== Task ==
Reproduce every line in the listing that contains the word "Bescheid".

== Excerpt from a dataset ==
● ● ●
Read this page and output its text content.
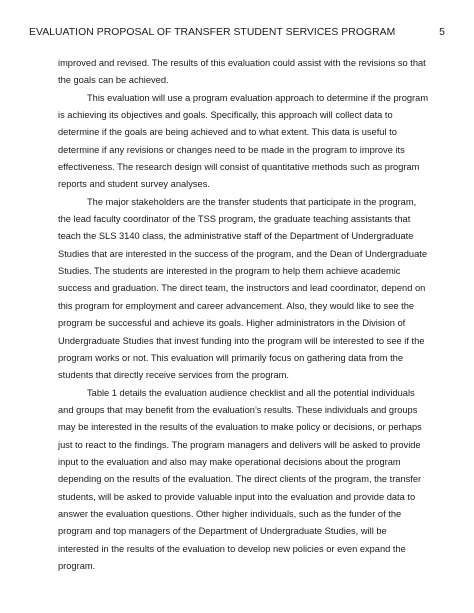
EVALUATION PROPOSAL OF TRANSFER STUDENT SERVICES PROGRAM	5

improved and revised. The results of this evaluation could assist with the revisions so that the goals can be achieved.

This evaluation will use a program evaluation approach to determine if the program is achieving its objectives and goals. Specifically, this approach will collect data to determine if the goals are being achieved and to what extent. This data is useful to determine if any revisions or changes need to be made in the program to improve its effectiveness. The research design will consist of quantitative methods such as program reports and student survey analyses.

The major stakeholders are the transfer students that participate in the program, the lead faculty coordinator of the TSS program, the graduate teaching assistants that teach the SLS 3140 class, the administrative staff of the Department of Undergraduate Studies that are interested in the success of the program, and the Dean of Undergraduate Studies. The students are interested in the program to help them achieve academic success and graduation. The direct team, the instructors and lead coordinator, depend on this program for employment and career advancement. Also, they would like to see the program be successful and achieve its goals. Higher administrators in the Division of Undergraduate Studies that invest funding into the program will be interested to see if the program works or not. This evaluation will primarily focus on gathering data from the students that directly receive services from the program.

Table 1 details the evaluation audience checklist and all the potential individuals and groups that may benefit from the evaluation’s results. These individuals and groups may be interested in the results of the evaluation to make policy or decisions, or perhaps just to react to the findings. The program managers and delivers will be asked to provide input to the evaluation and also may make operational decisions about the program depending on the results of the evaluation. The direct clients of the program, the transfer students, will be asked to provide valuable input into the evaluation and provide data to answer the evaluation questions. Other higher individuals, such as the funder of the program and top managers of the Department of Undergraduate Studies, will be interested in the results of the evaluation to develop new policies or even expand the program.
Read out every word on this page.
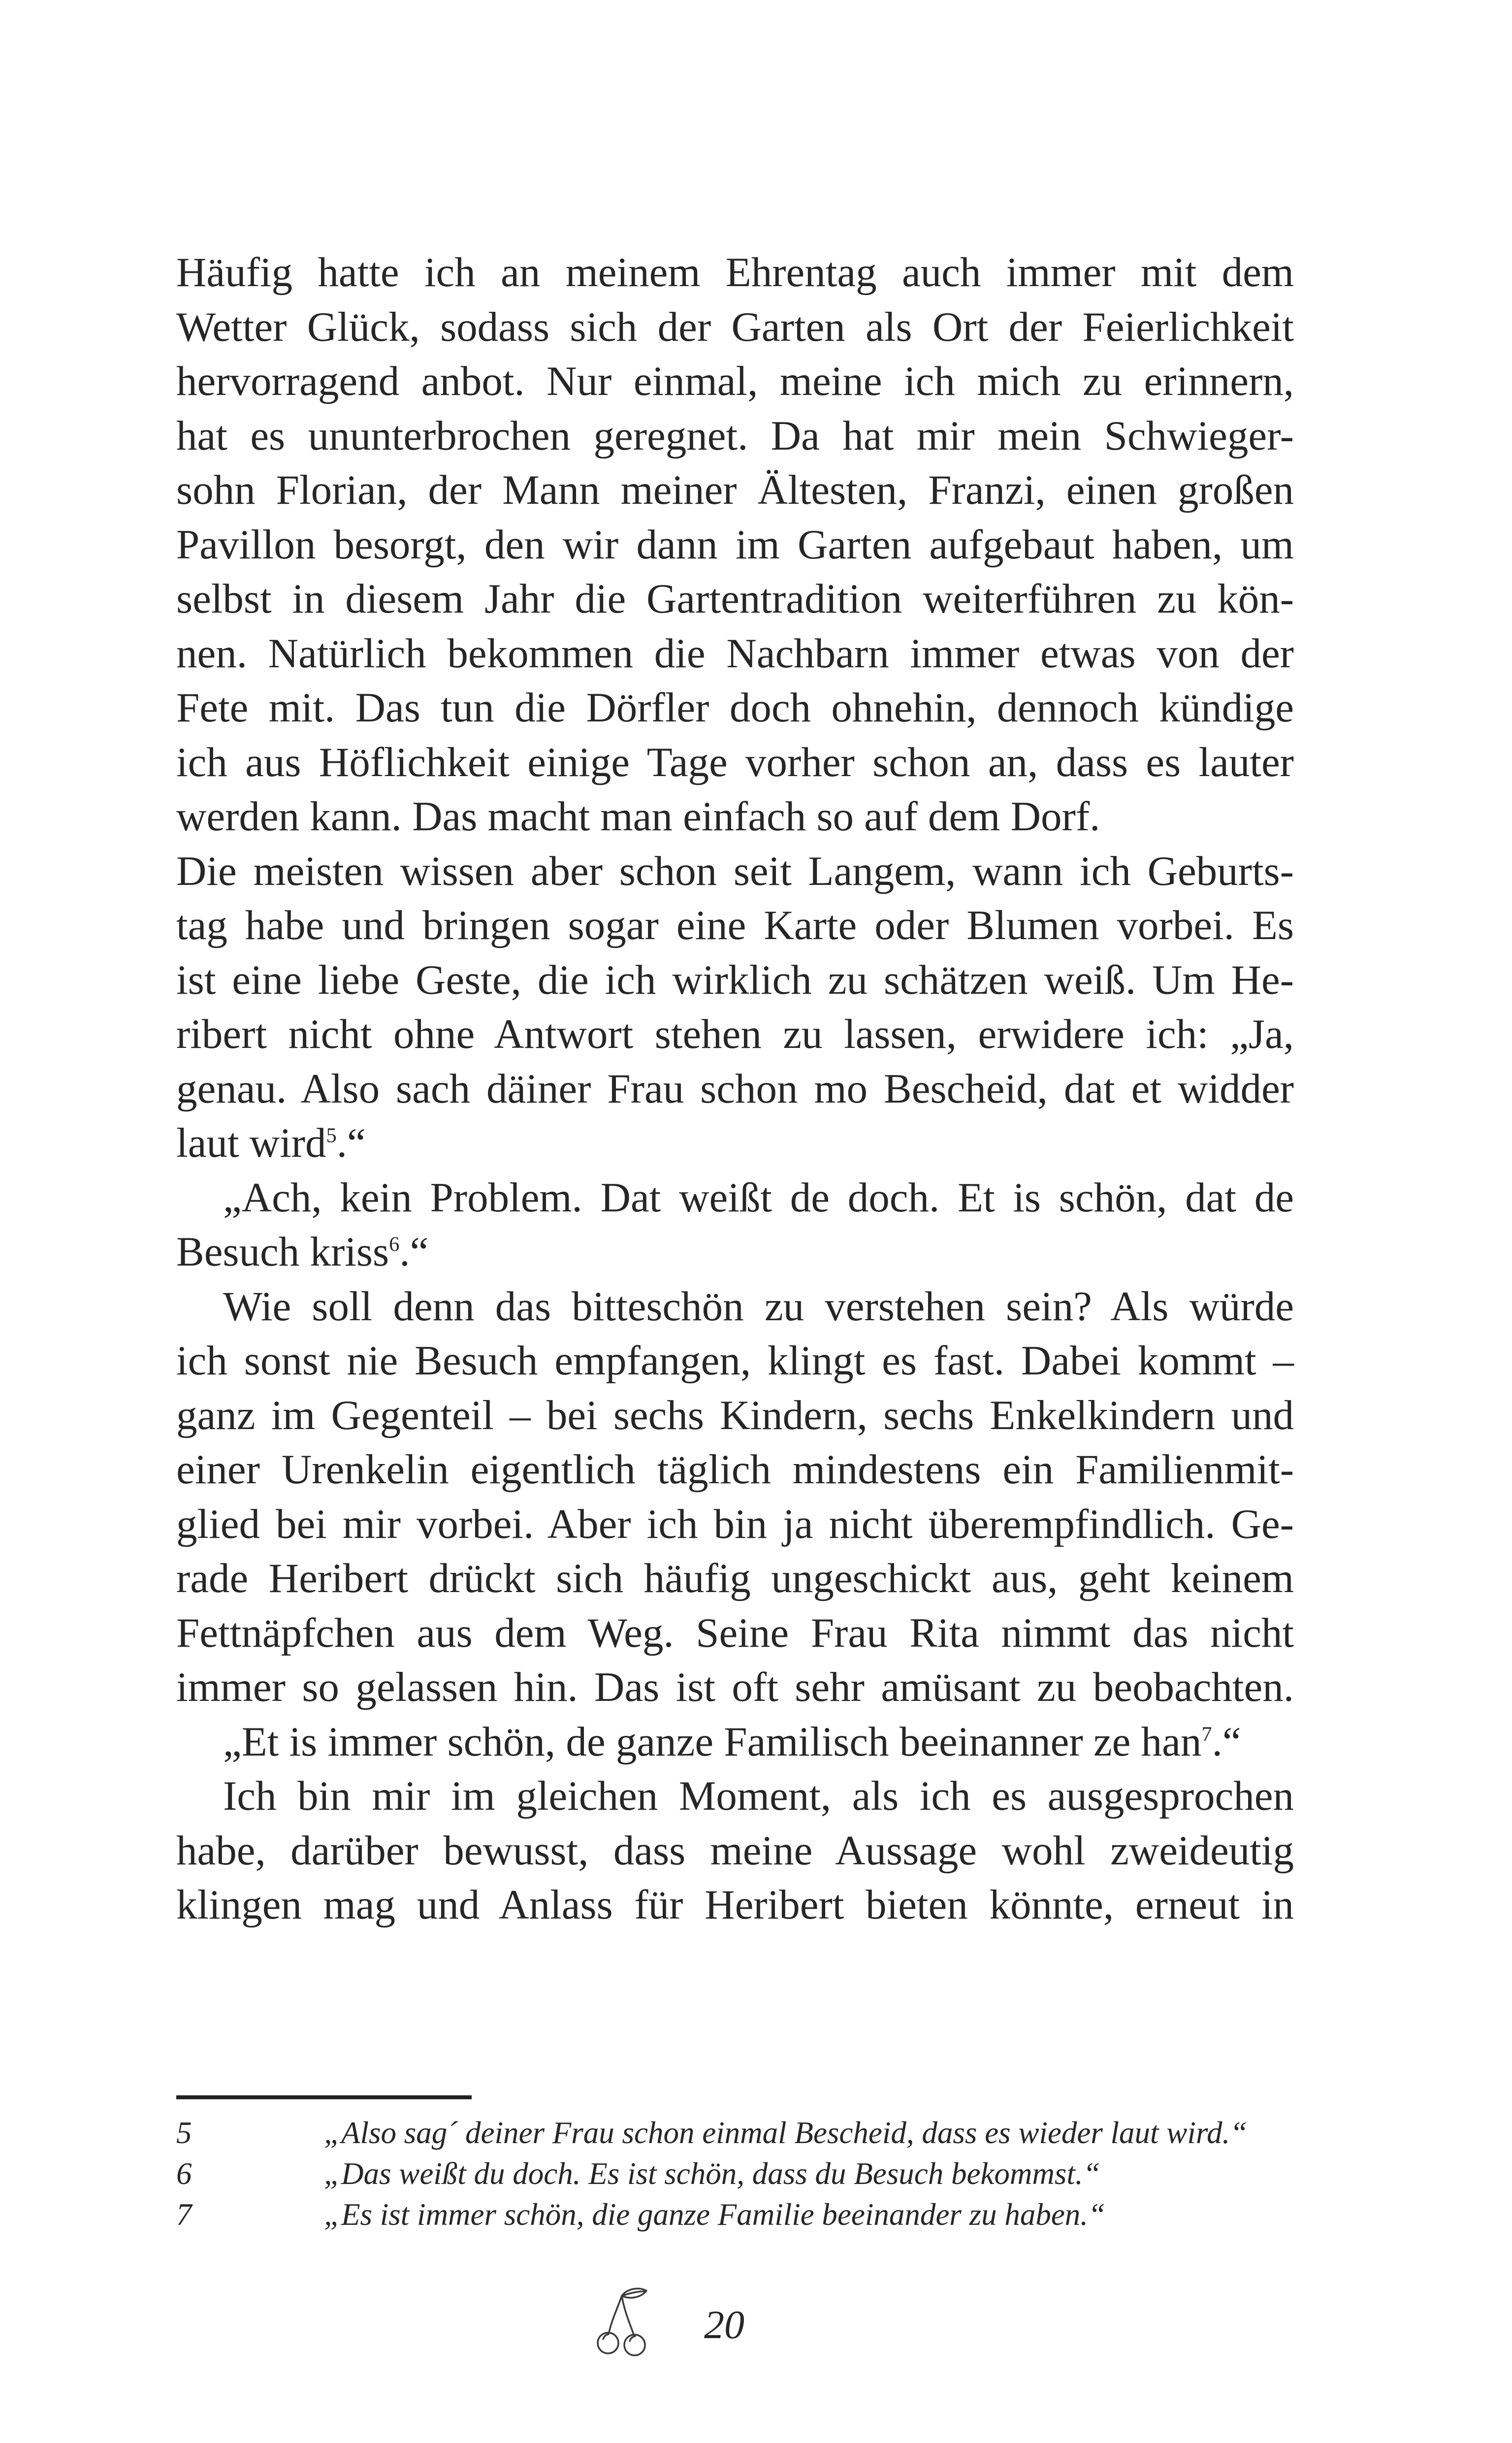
Häufig hatte ich an meinem Ehrentag auch immer mit dem
Wetter Glück, sodass sich der Garten als Ort der Feierlichkeit
hervorragend anbot. Nur einmal, meine ich mich zu erinnern,
hat es ununterbrochen geregnet. Da hat mir mein Schwieger-
sohn Florian, der Mann meiner Ältesten, Franzi, einen großen
Pavillon besorgt, den wir dann im Garten aufgebaut haben, um
selbst in diesem Jahr die Gartentradition weiterführen zu kön-
nen. Natürlich bekommen die Nachbarn immer etwas von der
Fete mit. Das tun die Dörfler doch ohnehin, dennoch kündige
ich aus Höflichkeit einige Tage vorher schon an, dass es lauter
werden kann. Das macht man einfach so auf dem Dorf.
Die meisten wissen aber schon seit Langem, wann ich Geburts-
tag habe und bringen sogar eine Karte oder Blumen vorbei. Es
ist eine liebe Geste, die ich wirklich zu schätzen weiß. Um He-
ribert nicht ohne Antwort stehen zu lassen, erwidere ich: „Ja,
genau. Also sach däiner Frau schon mo Bescheid, dat et widder
laut wird$^5$.“
„Ach, kein Problem. Dat weißt de doch. Et is schön, dat de
Besuch kriss$^6$.“
Wie soll denn das bitteschön zu verstehen sein? Als würde
ich sonst nie Besuch empfangen, klingt es fast. Dabei kommt –
ganz im Gegenteil – bei sechs Kindern, sechs Enkelkindern und
einer Urenkelin eigentlich täglich mindestens ein Familienmit-
glied bei mir vorbei. Aber ich bin ja nicht überempfindlich. Ge-
rade Heribert drückt sich häufig ungeschickt aus, geht keinem
Fettnäpfchen aus dem Weg. Seine Frau Rita nimmt das nicht
immer so gelassen hin. Das ist oft sehr amüsant zu beobachten.
„Et is immer schön, de ganze Familisch beeinanner ze han$^7$.“
Ich bin mir im gleichen Moment, als ich es ausgesprochen
habe, darüber bewusst, dass meine Aussage wohl zweideutig
klingen mag und Anlass für Heribert bieten könnte, erneut in
5	„Also sag´ deiner Frau schon einmal Bescheid, dass es wieder laut wird.“
6	„Das weißt du doch. Es ist schön, dass du Besuch bekommst.“
7	„Es ist immer schön, die ganze Familie beeinander zu haben.“
20
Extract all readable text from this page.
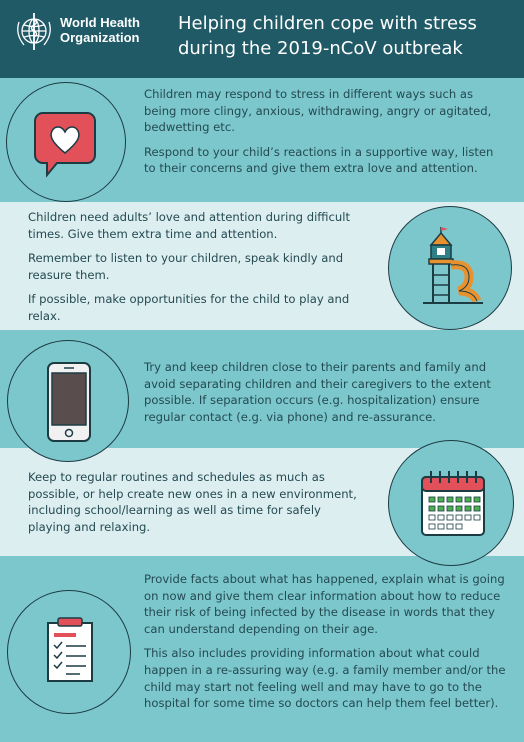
World Health
Organization
Helping children cope with stress
during the 2019-nCoV outbreak

Children may respond to stress in different ways such as being more clingy, anxious, withdrawing, angry or agitated, bedwetting etc.

Respond to your child’s reactions in a supportive way, listen to their concerns and give them extra love and attention.

Children need adults’ love and attention during difficult times. Give them extra time and attention.

Remember to listen to your children, speak kindly and reasure them.

If possible, make opportunities for the child to play and relax.

Try and keep children close to their parents and family and avoid separating children and their caregivers to the extent possible. If separation occurs (e.g. hospitalization) ensure regular contact (e.g. via phone) and re-assurance.

Keep to regular routines and schedules as much as possible, or help create new ones in a new environment, including school/learning as well as time for safely playing and relaxing.

Provide facts about what has happened, explain what is going on now and give them clear information about how to reduce their risk of being infected by the disease in words that they can understand depending on their age.

This also includes providing information about what could happen in a re-assuring way (e.g. a family member and/or the child may start not feeling well and may have to go to the hospital for some time so doctors can help them feel better).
● ● ●
== The answer ==
genau. Also sach däiner Frau schon mo Bescheid, dat et widder
5	„Also sag´ deiner Frau schon einmal Bescheid, dass es wieder laut wird.“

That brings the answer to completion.